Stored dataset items
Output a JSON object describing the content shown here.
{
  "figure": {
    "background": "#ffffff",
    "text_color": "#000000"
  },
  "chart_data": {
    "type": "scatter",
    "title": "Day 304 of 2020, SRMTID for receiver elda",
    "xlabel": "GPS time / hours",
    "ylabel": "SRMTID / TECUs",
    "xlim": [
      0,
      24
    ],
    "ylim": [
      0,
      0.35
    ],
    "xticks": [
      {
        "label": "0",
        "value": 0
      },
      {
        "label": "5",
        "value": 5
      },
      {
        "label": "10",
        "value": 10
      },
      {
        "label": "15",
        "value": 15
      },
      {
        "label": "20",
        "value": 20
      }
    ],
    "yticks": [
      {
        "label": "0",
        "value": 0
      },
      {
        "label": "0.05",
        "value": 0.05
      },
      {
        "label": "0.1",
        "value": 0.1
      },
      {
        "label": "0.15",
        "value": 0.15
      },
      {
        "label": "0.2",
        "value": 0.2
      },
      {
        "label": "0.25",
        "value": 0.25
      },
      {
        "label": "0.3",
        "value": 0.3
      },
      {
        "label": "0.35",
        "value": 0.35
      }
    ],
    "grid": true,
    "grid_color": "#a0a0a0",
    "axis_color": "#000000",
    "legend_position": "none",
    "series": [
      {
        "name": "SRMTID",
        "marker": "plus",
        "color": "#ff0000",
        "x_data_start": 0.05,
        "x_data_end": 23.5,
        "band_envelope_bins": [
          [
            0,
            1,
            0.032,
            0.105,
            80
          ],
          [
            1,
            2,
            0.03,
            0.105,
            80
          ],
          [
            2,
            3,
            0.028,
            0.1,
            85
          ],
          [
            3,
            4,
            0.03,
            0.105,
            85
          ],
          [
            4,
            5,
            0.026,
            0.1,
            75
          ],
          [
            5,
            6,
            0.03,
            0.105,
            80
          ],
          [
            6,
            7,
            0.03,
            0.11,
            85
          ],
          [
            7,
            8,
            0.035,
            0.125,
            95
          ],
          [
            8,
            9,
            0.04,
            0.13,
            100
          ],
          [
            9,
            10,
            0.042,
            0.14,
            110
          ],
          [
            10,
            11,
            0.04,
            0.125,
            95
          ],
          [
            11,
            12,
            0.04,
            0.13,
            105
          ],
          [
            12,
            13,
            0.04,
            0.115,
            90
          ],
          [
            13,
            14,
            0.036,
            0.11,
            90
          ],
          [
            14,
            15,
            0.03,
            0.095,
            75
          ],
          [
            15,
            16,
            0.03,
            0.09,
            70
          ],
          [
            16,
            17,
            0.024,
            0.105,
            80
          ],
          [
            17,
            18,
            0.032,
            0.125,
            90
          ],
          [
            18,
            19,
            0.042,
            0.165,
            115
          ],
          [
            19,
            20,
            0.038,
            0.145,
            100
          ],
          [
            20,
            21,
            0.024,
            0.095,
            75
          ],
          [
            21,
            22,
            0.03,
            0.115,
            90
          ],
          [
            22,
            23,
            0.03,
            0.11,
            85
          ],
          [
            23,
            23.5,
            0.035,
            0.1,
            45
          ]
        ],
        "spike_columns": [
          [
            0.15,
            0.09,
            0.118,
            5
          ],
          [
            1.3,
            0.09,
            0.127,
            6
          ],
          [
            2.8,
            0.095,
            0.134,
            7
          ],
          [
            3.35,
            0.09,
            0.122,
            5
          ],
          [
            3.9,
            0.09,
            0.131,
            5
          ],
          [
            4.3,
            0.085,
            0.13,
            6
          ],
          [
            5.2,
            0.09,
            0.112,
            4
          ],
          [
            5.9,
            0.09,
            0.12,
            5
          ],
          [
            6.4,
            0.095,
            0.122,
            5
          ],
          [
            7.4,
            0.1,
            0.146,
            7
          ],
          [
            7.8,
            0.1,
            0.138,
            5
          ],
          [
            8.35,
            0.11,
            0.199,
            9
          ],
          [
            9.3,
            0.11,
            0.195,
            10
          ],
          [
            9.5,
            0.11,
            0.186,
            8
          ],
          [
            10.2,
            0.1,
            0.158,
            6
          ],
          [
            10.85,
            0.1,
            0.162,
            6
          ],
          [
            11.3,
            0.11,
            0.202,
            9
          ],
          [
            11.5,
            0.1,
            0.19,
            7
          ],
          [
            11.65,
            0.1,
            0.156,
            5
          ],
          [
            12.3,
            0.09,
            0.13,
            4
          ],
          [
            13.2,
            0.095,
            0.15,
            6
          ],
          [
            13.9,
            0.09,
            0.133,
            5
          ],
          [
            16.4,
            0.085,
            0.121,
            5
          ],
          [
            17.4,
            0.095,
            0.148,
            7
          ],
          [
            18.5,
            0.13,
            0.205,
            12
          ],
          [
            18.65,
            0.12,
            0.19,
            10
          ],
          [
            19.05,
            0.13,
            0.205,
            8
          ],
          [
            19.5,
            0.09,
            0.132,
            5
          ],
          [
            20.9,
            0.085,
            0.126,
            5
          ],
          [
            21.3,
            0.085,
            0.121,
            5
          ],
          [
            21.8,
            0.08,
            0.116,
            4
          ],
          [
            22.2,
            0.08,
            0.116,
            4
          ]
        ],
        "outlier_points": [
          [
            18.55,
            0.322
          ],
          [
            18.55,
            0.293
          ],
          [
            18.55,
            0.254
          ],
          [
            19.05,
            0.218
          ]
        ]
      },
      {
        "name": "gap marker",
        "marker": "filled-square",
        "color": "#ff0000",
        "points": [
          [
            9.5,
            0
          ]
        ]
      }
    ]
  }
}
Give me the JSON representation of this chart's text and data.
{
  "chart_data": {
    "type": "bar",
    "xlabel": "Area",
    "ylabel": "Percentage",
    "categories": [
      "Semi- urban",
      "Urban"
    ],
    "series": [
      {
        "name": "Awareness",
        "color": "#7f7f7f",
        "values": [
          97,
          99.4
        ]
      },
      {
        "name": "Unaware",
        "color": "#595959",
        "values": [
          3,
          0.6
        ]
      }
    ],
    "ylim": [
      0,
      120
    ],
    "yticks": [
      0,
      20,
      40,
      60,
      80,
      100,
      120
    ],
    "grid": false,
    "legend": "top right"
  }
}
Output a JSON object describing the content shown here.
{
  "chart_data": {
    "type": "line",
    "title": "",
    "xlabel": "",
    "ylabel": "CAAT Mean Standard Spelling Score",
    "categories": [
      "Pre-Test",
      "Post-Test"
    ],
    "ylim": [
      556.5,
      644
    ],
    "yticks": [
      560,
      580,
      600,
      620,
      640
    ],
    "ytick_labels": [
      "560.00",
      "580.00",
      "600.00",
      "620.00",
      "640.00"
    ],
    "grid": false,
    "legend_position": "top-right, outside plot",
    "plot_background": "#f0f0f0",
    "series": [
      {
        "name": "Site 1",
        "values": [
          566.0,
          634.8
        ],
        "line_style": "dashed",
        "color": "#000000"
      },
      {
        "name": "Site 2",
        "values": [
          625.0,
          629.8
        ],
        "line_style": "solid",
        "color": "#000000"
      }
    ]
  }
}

**Objective**. Transcribe the material above word for word.

**Answer for the task**.
Output a JSON object describing the content shown here.
{
  "figure": {
    "background": "#ffffff",
    "text_color": "#000000"
  },
  "chart_data": {
    "type": "scatter",
    "title": "Day 304 of 2020, SRMTID for receiver elda",
    "xlabel": "GPS time / hours",
    "ylabel": "SRMTID / TECUs",
    "xlim": [
      0,
      24
    ],
    "ylim": [
      0,
      0.35
    ],
    "xticks": [
      {
        "label": "0",
        "value": 0
      },
      {
        "label": "5",
        "value": 5
      },
      {
        "label": "10",
        "value": 10
      },
      {
        "label": "15",
        "value": 15
      },
      {
        "label": "20",
        "value": 20
      }
    ],
    "yticks": [
      {
        "label": "0",
        "value": 0
      },
      {
        "label": "0.05",
        "value": 0.05
      },
      {
        "label": "0.1",
        "value": 0.1
      },
      {
        "label": "0.15",
        "value": 0.15
      },
      {
        "label": "0.2",
        "value": 0.2
      },
      {
        "label": "0.25",
        "value": 0.25
      },
      {
        "label": "0.3",
        "value": 0.3
      },
      {
        "label": "0.35",
        "value": 0.35
      }
    ],
    "grid": true,
    "grid_color": "#a0a0a0",
    "axis_color": "#000000",
    "legend_position": "none",
    "series": [
      {
        "name": "SRMTID",
        "marker": "plus",
        "color": "#ff0000",
        "x_data_start": 0.05,
        "x_data_end": 23.5,
        "band_envelope_bins": [
          [
            0,
            1,
            0.032,
            0.105,
            80
          ],
          [
            1,
            2,
            0.03,
            0.105,
            80
          ],
          [
            2,
            3,
            0.028,
            0.1,
            85
          ],
          [
            3,
            4,
            0.03,
            0.105,
            85
          ],
          [
            4,
            5,
            0.026,
            0.1,
            75
          ],
          [
            5,
            6,
            0.03,
            0.105,
            80
          ],
          [
            6,
            7,
            0.03,
            0.11,
            85
          ],
          [
            7,
            8,
            0.035,
            0.125,
            95
          ],
          [
            8,
            9,
            0.04,
            0.13,
            100
          ],
          [
            9,
            10,
            0.042,
            0.14,
            110
          ],
          [
            10,
            11,
            0.04,
            0.125,
            95
          ],
          [
            11,
            12,
            0.04,
            0.13,
            105
          ],
          [
            12,
            13,
            0.04,
            0.115,
            90
          ],
          [
            13,
            14,
            0.036,
            0.11,
            90
          ],
          [
            14,
            15,
            0.03,
            0.095,
            75
          ],
          [
            15,
            16,
            0.03,
            0.09,
            70
          ],
          [
            16,
            17,
            0.024,
            0.105,
            80
          ],
          [
            17,
            18,
            0.032,
            0.125,
            90
          ],
          [
            18,
            19,
            0.042,
            0.165,
            115
          ],
          [
            19,
            20,
            0.038,
            0.145,
            100
          ],
          [
            20,
            21,
            0.024,
            0.095,
            75
          ],
          [
            21,
            22,
            0.03,
            0.115,
            90
          ],
          [
            22,
            23,
            0.03,
            0.11,
            85
          ],
          [
            23,
            23.5,
            0.035,
            0.1,
            45
          ]
        ],
        "spike_columns": [
          [
            0.15,
            0.09,
            0.118,
            5
          ],
          [
            1.3,
            0.09,
            0.127,
            6
          ],
          [
            2.8,
            0.095,
            0.134,
            7
          ],
          [
            3.35,
            0.09,
            0.122,
            5
          ],
          [
            3.9,
            0.09,
            0.131,
            5
          ],
          [
            4.3,
            0.085,
            0.13,
            6
          ],
          [
            5.2,
            0.09,
            0.112,
            4
          ],
          [
            5.9,
            0.09,
            0.12,
            5
          ],
          [
            6.4,
            0.095,
            0.122,
            5
          ],
          [
            7.4,
            0.1,
            0.146,
            7
          ],
          [
            7.8,
            0.1,
            0.138,
            5
          ],
          [
            8.35,
            0.11,
            0.199,
            9
          ],
          [
            9.3,
            0.11,
            0.195,
            10
          ],
          [
            9.5,
            0.11,
            0.186,
            8
          ],
          [
            10.2,
            0.1,
            0.158,
            6
          ],
          [
            10.85,
            0.1,
            0.162,
            6
          ],
          [
            11.3,
            0.11,
            0.202,
            9
          ],
          [
            11.5,
            0.1,
            0.19,
            7
          ],
          [
            11.65,
            0.1,
            0.156,
            5
          ],
          [
            12.3,
            0.09,
            0.13,
            4
          ],
          [
            13.2,
            0.095,
            0.15,
            6
          ],
          [
            13.9,
            0.09,
            0.133,
            5
          ],
          [
            16.4,
            0.085,
            0.121,
            5
          ],
          [
            17.4,
            0.095,
            0.148,
            7
          ],
          [
            18.5,
            0.13,
            0.205,
            12
          ],
          [
            18.65,
            0.12,
            0.19,
            10
          ],
          [
            19.05,
            0.13,
            0.205,
            8
          ],
          [
            19.5,
            0.09,
            0.132,
            5
          ],
          [
            20.9,
            0.085,
            0.126,
            5
          ],
          [
            21.3,
            0.085,
            0.121,
            5
          ],
          [
            21.8,
            0.08,
            0.116,
            4
          ],
          [
            22.2,
            0.08,
            0.116,
            4
          ]
        ],
        "outlier_points": [
          [
            18.55,
            0.322
          ],
          [
            18.55,
            0.293
          ],
          [
            18.55,
            0.254
          ],
          [
            19.05,
            0.218
          ]
        ]
      },
      {
        "name": "gap marker",
        "marker": "filled-square",
        "color": "#ff0000",
        "points": [
          [
            9.5,
            0
          ]
        ]
      }
    ]
  }
}
Give me the JSON representation of this chart's text and data.
{
  "chart_data": {
    "type": "bar",
    "xlabel": "Area",
    "ylabel": "Percentage",
    "categories": [
      "Semi- urban",
      "Urban"
    ],
    "series": [
      {
        "name": "Awareness",
        "color": "#7f7f7f",
        "values": [
          97,
          99.4
        ]
      },
      {
        "name": "Unaware",
        "color": "#595959",
        "values": [
          3,
          0.6
        ]
      }
    ],
    "ylim": [
      0,
      120
    ],
    "yticks": [
      0,
      20,
      40,
      60,
      80,
      100,
      120
    ],
    "grid": false,
    "legend": "top right"
  }
}
Output a JSON object describing the content shown here.
{
  "chart_data": {
    "type": "line",
    "title": "",
    "xlabel": "",
    "ylabel": "CAAT Mean Standard Spelling Score",
    "categories": [
      "Pre-Test",
      "Post-Test"
    ],
    "ylim": [
      556.5,
      644
    ],
    "yticks": [
      560,
      580,
      600,
      620,
      640
    ],
    "ytick_labels": [
      "560.00",
      "580.00",
      "600.00",
      "620.00",
      "640.00"
    ],
    "grid": false,
    "legend_position": "top-right, outside plot",
    "plot_background": "#f0f0f0",
    "series": [
      {
        "name": "Site 1",
        "values": [
          566.0,
          634.8
        ],
        "line_style": "dashed",
        "color": "#000000"
      },
      {
        "name": "Site 2",
        "values": [
          625.0,
          629.8
        ],
        "line_style": "solid",
        "color": "#000000"
      }
    ]
  }
}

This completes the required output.